§ **STATED PROBLEM**
Make an exact copy of each entry, leaving out every picture.

§ **RECORD SET**
***

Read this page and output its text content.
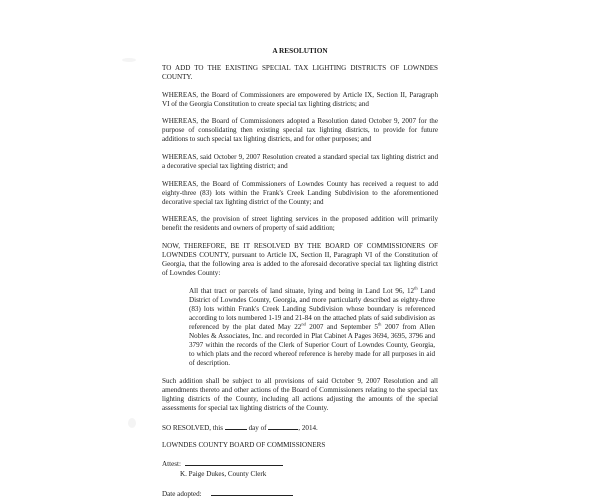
A RESOLUTION
TO ADD TO THE EXISTING SPECIAL TAX LIGHTING DISTRICTS OF LOWNDES COUNTY.
WHEREAS, the Board of Commissioners are empowered by Article IX, Section II, Paragraph VI of the Georgia Constitution to create special tax lighting districts; and
WHEREAS, the Board of Commissioners adopted a Resolution dated October 9, 2007 for the purpose of consolidating then existing special tax lighting districts, to provide for future additions to such special tax lighting districts, and for other purposes; and
WHEREAS, said October 9, 2007 Resolution created a standard special tax lighting district and a decorative special tax lighting district; and
WHEREAS, the Board of Commissioners of Lowndes County has received a request to add eighty-three (83) lots within the Frank's Creek Landing Subdivision to the aforementioned decorative special tax lighting district of the County; and
WHEREAS, the provision of street lighting services in the proposed addition will primarily benefit the residents and owners of property of said addition;
NOW, THEREFORE, BE IT RESOLVED BY THE BOARD OF COMMISSIONERS OF LOWNDES COUNTY, pursuant to Article IX, Section II, Paragraph VI of the Constitution of Georgia, that the following area is added to the aforesaid decorative special tax lighting district of Lowndes County:
All that tract or parcels of land situate, lying and being in Land Lot 96, 12th Land District of Lowndes County, Georgia, and more particularly described as eighty-three (83) lots within Frank's Creek Landing Subdivision whose boundary is referenced according to lots numbered 1-19 and 21-84 on the attached plats of said subdivision as referenced by the plat dated May 22nd 2007 and September 5th 2007 from Allen Nobles & Associates, Inc. and recorded in Plat Cabinet A Pages 3694, 3695, 3796 and 3797 within the records of the Clerk of Superior Court of Lowndes County, Georgia, to which plats and the record whereof reference is hereby made for all purposes in aid of description.
Such addition shall be subject to all provisions of said October 9, 2007 Resolution and all amendments thereto and other actions of the Board of Commissioners relating to the special tax lighting districts of the County, including all actions adjusting the amounts of the special assessments for special tax lighting districts of the County.
SO RESOLVED, this	day of	, 2014.
LOWNDES COUNTY BOARD OF COMMISSIONERS
Attest:
K. Paige Dukes, County Clerk
Date adopted:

***

§ **SOLUTION TO THE EXERCISE**
Read this page and output its text content.
A RESOLUTION
TO ADD TO THE EXISTING SPECIAL TAX LIGHTING DISTRICTS OF LOWNDES COUNTY.
WHEREAS, the Board of Commissioners are empowered by Article IX, Section II, Paragraph VI of the Georgia Constitution to create special tax lighting districts; and
WHEREAS, the Board of Commissioners adopted a Resolution dated October 9, 2007 for the purpose of consolidating then existing special tax lighting districts, to provide for future additions to such special tax lighting districts, and for other purposes; and
WHEREAS, said October 9, 2007 Resolution created a standard special tax lighting district and a decorative special tax lighting district; and
WHEREAS, the Board of Commissioners of Lowndes County has received a request to add eighty-three (83) lots within the Frank's Creek Landing Subdivision to the aforementioned decorative special tax lighting district of the County; and
WHEREAS, the provision of street lighting services in the proposed addition will primarily benefit the residents and owners of property of said addition;
NOW, THEREFORE, BE IT RESOLVED BY THE BOARD OF COMMISSIONERS OF LOWNDES COUNTY, pursuant to Article IX, Section II, Paragraph VI of the Constitution of Georgia, that the following area is added to the aforesaid decorative special tax lighting district of Lowndes County:
All that tract or parcels of land situate, lying and being in Land Lot 96, 12th Land District of Lowndes County, Georgia, and more particularly described as eighty-three (83) lots within Frank's Creek Landing Subdivision whose boundary is referenced according to lots numbered 1-19 and 21-84 on the attached plats of said subdivision as referenced by the plat dated May 22nd 2007 and September 5th 2007 from Allen Nobles & Associates, Inc. and recorded in Plat Cabinet A Pages 3694, 3695, 3796 and 3797 within the records of the Clerk of Superior Court of Lowndes County, Georgia, to which plats and the record whereof reference is hereby made for all purposes in aid of description.
Such addition shall be subject to all provisions of said October 9, 2007 Resolution and all amendments thereto and other actions of the Board of Commissioners relating to the special tax lighting districts of the County, including all actions adjusting the amounts of the special assessments for special tax lighting districts of the County.
SO RESOLVED, this	day of	, 2014.
LOWNDES COUNTY BOARD OF COMMISSIONERS
Attest:
K. Paige Dukes, County Clerk
Date adopted:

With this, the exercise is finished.